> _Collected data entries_

-- START --

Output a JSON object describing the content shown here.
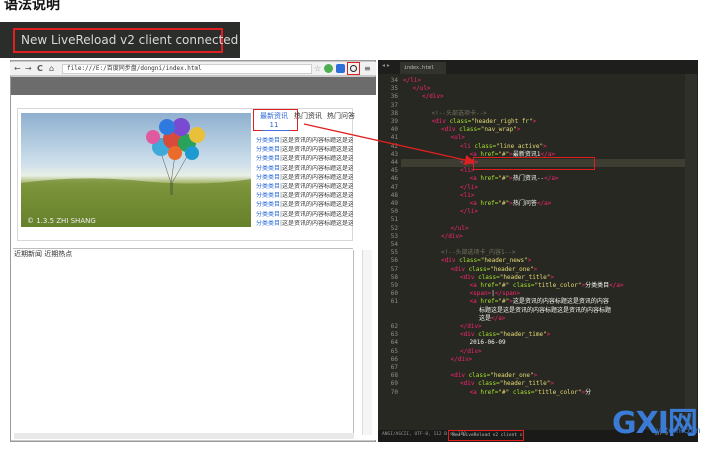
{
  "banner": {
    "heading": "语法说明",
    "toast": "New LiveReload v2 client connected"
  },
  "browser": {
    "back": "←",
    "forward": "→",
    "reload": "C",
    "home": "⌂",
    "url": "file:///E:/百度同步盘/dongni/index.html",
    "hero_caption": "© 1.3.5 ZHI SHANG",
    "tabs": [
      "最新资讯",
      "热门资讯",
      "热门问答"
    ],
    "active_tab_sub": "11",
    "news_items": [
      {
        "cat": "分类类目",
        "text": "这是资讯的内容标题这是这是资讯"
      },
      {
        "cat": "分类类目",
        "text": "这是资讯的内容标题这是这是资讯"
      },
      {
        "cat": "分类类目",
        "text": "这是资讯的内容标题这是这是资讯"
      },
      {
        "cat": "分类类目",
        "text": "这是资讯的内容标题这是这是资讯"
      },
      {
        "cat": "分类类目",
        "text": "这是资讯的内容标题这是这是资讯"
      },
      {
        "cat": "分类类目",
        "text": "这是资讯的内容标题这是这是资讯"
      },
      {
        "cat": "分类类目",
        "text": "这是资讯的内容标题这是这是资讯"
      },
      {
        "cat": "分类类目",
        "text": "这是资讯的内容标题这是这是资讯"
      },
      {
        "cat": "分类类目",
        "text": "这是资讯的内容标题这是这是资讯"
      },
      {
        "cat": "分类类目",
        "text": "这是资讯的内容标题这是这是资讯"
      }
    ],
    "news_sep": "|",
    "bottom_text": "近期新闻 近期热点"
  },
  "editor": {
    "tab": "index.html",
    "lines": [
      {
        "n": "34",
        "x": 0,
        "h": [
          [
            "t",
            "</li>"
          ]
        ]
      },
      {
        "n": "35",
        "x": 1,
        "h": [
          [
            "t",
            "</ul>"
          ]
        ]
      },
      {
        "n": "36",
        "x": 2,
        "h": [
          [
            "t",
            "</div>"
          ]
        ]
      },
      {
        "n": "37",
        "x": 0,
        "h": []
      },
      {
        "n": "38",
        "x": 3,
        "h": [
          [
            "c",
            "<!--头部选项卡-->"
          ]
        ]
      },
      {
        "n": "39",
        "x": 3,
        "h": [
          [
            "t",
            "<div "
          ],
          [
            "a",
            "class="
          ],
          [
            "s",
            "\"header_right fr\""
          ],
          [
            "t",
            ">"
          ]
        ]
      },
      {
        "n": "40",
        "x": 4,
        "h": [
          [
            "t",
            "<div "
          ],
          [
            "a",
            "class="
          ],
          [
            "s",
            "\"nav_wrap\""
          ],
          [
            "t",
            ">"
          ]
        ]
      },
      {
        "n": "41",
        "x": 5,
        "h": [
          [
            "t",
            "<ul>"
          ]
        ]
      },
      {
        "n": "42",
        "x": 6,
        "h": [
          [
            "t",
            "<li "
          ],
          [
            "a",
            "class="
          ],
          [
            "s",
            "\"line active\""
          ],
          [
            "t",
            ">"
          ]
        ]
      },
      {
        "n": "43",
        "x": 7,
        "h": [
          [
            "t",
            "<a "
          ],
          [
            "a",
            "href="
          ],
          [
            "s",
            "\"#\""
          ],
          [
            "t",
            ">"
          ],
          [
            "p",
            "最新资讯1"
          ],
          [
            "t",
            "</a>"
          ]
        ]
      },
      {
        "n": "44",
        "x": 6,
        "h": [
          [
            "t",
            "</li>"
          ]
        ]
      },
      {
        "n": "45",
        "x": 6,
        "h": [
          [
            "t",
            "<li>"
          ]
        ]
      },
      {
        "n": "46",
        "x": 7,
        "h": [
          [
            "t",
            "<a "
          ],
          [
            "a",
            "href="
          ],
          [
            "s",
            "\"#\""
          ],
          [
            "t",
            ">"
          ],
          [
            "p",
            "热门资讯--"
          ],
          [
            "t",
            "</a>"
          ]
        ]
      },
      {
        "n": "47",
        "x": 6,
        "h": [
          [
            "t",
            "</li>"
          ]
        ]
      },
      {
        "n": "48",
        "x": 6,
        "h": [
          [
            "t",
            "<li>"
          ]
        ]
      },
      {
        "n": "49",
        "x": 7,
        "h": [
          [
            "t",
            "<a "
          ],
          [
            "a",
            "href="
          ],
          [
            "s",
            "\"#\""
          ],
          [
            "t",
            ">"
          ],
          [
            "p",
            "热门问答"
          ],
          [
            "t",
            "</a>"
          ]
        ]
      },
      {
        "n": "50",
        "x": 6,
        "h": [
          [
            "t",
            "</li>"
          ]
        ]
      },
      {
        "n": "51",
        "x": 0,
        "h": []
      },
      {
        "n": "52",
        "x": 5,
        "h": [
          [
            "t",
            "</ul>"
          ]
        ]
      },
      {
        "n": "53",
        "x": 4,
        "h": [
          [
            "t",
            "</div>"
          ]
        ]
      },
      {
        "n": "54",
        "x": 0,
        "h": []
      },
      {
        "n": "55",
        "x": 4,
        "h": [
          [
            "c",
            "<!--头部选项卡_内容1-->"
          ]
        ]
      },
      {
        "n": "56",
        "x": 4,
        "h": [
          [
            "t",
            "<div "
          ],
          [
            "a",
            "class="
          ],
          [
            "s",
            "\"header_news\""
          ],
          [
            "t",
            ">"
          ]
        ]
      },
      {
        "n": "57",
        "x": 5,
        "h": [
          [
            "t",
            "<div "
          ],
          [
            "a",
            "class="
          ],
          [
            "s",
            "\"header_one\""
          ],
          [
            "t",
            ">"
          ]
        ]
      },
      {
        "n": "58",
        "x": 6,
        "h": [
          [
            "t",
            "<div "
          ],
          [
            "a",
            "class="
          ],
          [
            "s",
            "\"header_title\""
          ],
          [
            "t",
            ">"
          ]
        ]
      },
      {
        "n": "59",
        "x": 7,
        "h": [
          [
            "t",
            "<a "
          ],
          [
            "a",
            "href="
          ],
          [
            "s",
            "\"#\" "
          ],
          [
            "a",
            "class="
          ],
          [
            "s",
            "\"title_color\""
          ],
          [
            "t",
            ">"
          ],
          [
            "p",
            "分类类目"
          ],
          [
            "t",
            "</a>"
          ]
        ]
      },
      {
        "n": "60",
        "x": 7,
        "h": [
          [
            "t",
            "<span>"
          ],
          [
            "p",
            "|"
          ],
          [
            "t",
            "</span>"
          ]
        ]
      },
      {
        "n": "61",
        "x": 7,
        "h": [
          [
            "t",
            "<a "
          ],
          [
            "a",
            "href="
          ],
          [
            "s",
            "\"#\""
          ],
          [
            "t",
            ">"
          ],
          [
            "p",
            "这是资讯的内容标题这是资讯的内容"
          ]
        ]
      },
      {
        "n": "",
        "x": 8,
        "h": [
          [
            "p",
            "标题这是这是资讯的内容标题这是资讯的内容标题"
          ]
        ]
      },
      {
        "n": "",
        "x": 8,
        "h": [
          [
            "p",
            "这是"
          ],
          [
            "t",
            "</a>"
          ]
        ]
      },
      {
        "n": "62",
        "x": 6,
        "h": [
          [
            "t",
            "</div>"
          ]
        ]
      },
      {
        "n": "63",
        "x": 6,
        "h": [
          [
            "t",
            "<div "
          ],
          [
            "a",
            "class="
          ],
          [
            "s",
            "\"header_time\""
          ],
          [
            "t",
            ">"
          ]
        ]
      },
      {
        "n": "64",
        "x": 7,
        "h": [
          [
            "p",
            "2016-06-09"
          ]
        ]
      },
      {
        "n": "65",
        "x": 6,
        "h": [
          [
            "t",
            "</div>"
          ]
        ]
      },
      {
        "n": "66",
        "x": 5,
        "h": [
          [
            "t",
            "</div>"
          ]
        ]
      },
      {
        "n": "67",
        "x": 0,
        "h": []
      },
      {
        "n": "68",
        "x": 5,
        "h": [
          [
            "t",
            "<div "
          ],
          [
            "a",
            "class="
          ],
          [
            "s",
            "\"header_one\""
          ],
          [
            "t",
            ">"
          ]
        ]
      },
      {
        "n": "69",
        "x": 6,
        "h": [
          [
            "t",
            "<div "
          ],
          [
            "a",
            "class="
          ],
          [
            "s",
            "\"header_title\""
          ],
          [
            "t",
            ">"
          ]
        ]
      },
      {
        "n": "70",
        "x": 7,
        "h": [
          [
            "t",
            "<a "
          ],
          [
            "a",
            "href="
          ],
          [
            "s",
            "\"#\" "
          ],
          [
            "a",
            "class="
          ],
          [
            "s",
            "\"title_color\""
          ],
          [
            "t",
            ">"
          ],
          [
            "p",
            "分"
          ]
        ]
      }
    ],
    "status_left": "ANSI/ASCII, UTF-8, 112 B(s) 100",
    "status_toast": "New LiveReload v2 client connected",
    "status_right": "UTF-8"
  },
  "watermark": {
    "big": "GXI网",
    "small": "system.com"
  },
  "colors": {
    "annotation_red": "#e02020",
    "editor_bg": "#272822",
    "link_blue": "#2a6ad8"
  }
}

-- END --

Look through the material and copy each line that has "connected".

> _Task solution_
    "toast": "New LiveReload v2 client connected"
    "status_toast": "New LiveReload v2 client connected",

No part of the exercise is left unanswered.